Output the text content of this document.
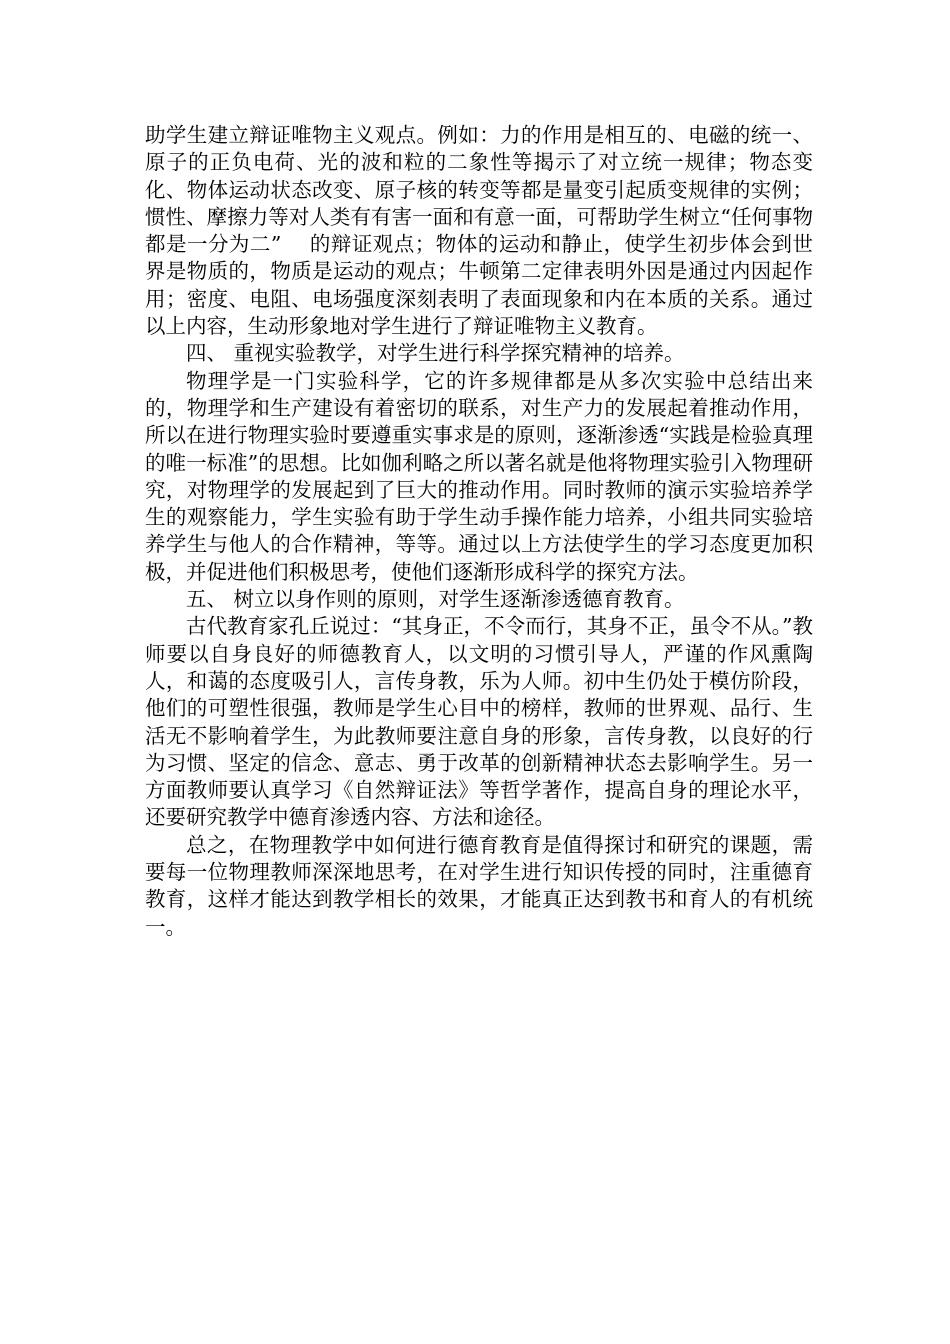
助学生建立辩证唯物主义观点。例如：力的作用是相互的、电磁的统一、原子的正负电荷、光的波和粒的二象性等揭示了对立统一规律；物态变化、物体运动状态改变、原子核的转变等都是量变引起质变规律的实例；惯性、摩擦力等对人类有有害一面和有意一面，可帮助学生树立“任何事物都是一分为二”　 的辩证观点；物体的运动和静止，使学生初步体会到世界是物质的，物质是运动的观点；牛顿第二定律表明外因是通过内因起作用；密度、电阻、电场强度深刻表明了表面现象和内在本质的关系。通过以上内容，生动形象地对学生进行了辩证唯物主义教育。

四、 重视实验教学，对学生进行科学探究精神的培养。

物理学是一门实验科学，它的许多规律都是从多次实验中总结出来　的，物理学和生产建设有着密切的联系，对生产力的发展起着推动作用，所以在进行物理实验时要遵重实事求是的原则，逐渐渗透“实践是检验真理的唯一标准”的思想。比如伽利略之所以著名就是他将物理实验引入物理研究，对物理学的发展起到了巨大的推动作用。同时教师的演示实验培养学生的观察能力，学生实验有助于学生动手操作能力培养，小组共同实验培养学生与他人的合作精神，等等。通过以上方法使学生的学习态度更加积极，并促进他们积极思考，使他们逐渐形成科学的探究方法。

五、 树立以身作则的原则，对学生逐渐渗透德育教育。

古代教育家孔丘说过：“其身正，不令而行，其身不正，虽令不从。”教师要以自身良好的师德教育人，以文明的习惯引导人，严谨的作风熏陶人，和蔼的态度吸引人，言传身教，乐为人师。初中生仍处于模仿阶段，他们的可塑性很强，教师是学生心目中的榜样，教师的世界观、品行、生活无不影响着学生，为此教师要注意自身的形象，言传身教，以良好的行为习惯、坚定的信念、意志、勇于改革的创新精神状态去影响学生。另一方面教师要认真学习《自然辩证法》等哲学著作，提高自身的理论水平，还要研究教学中德育渗透内容、方法和途径。

总之，在物理教学中如何进行德育教育是值得探讨和研究的课题，需要每一位物理教师深深地思考，在对学生进行知识传授的同时，注重德育教育，这样才能达到教学相长的效果，才能真正达到教书和育人的有机统一。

_ _ _

**What is expected**. Would you return the data exactly as written, without the pictures?

**Correct result**.
Output the text content of this document.
助学生建立辩证唯物主义观点。例如：力的作用是相互的、电磁的统一、原子的正负电荷、光的波和粒的二象性等揭示了对立统一规律；物态变化、物体运动状态改变、原子核的转变等都是量变引起质变规律的实例；惯性、摩擦力等对人类有有害一面和有意一面，可帮助学生树立“任何事物都是一分为二”　 的辩证观点；物体的运动和静止，使学生初步体会到世界是物质的，物质是运动的观点；牛顿第二定律表明外因是通过内因起作用；密度、电阻、电场强度深刻表明了表面现象和内在本质的关系。通过以上内容，生动形象地对学生进行了辩证唯物主义教育。

四、 重视实验教学，对学生进行科学探究精神的培养。

物理学是一门实验科学，它的许多规律都是从多次实验中总结出来　的，物理学和生产建设有着密切的联系，对生产力的发展起着推动作用，所以在进行物理实验时要遵重实事求是的原则，逐渐渗透“实践是检验真理的唯一标准”的思想。比如伽利略之所以著名就是他将物理实验引入物理研究，对物理学的发展起到了巨大的推动作用。同时教师的演示实验培养学生的观察能力，学生实验有助于学生动手操作能力培养，小组共同实验培养学生与他人的合作精神，等等。通过以上方法使学生的学习态度更加积极，并促进他们积极思考，使他们逐渐形成科学的探究方法。

五、 树立以身作则的原则，对学生逐渐渗透德育教育。

古代教育家孔丘说过：“其身正，不令而行，其身不正，虽令不从。”教师要以自身良好的师德教育人，以文明的习惯引导人，严谨的作风熏陶人，和蔼的态度吸引人，言传身教，乐为人师。初中生仍处于模仿阶段，他们的可塑性很强，教师是学生心目中的榜样，教师的世界观、品行、生活无不影响着学生，为此教师要注意自身的形象，言传身教，以良好的行为习惯、坚定的信念、意志、勇于改革的创新精神状态去影响学生。另一方面教师要认真学习《自然辩证法》等哲学著作，提高自身的理论水平，还要研究教学中德育渗透内容、方法和途径。

总之，在物理教学中如何进行德育教育是值得探讨和研究的课题，需要每一位物理教师深深地思考，在对学生进行知识传授的同时，注重德育教育，这样才能达到教学相长的效果，才能真正达到教书和育人的有机统一。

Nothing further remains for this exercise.